>> Start INPUT
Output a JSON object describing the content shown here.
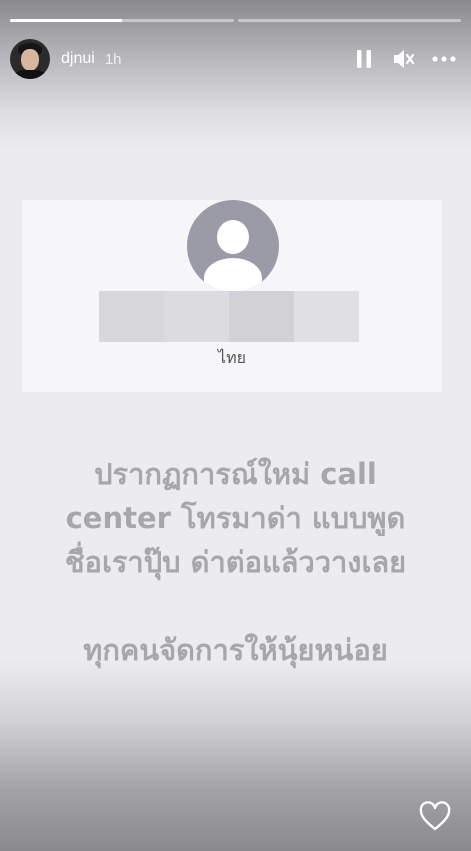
{
  "story": {
    "progress": [
      0.5,
      0
    ],
    "username": "djnui",
    "time": "1h"
  },
  "card": {
    "country": "ไทย"
  },
  "caption": {
    "line1": "ปรากฏการณ์ใหม่ call",
    "line2": "center โทรมาด่า แบบพูด",
    "line3": "ชื่อเราปุ๊บ ด่าต่อแล้ววางเลย",
    "line4": "ทุกคนจัดการให้นุ้ยหน่อย"
  },
  "icons": {
    "pause": "pause-icon",
    "mute": "speaker-muted-icon",
    "more": "more-dots-icon",
    "like": "heart-icon"
  }
}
>> End INPUT
WHAT TO WORK ON:
In this exercise, set down all of the data exactly, without the pictures.

THE RESULT:
Output a JSON object describing the content shown here.
{
  "story": {
    "progress": [
      0.5,
      0
    ],
    "username": "djnui",
    "time": "1h"
  },
  "card": {
    "country": "ไทย"
  },
  "caption": {
    "line1": "ปรากฏการณ์ใหม่ call",
    "line2": "center โทรมาด่า แบบพูด",
    "line3": "ชื่อเราปุ๊บ ด่าต่อแล้ววางเลย",
    "line4": "ทุกคนจัดการให้นุ้ยหน่อย"
  },
  "icons": {
    "pause": "pause-icon",
    "mute": "speaker-muted-icon",
    "more": "more-dots-icon",
    "like": "heart-icon"
  }
}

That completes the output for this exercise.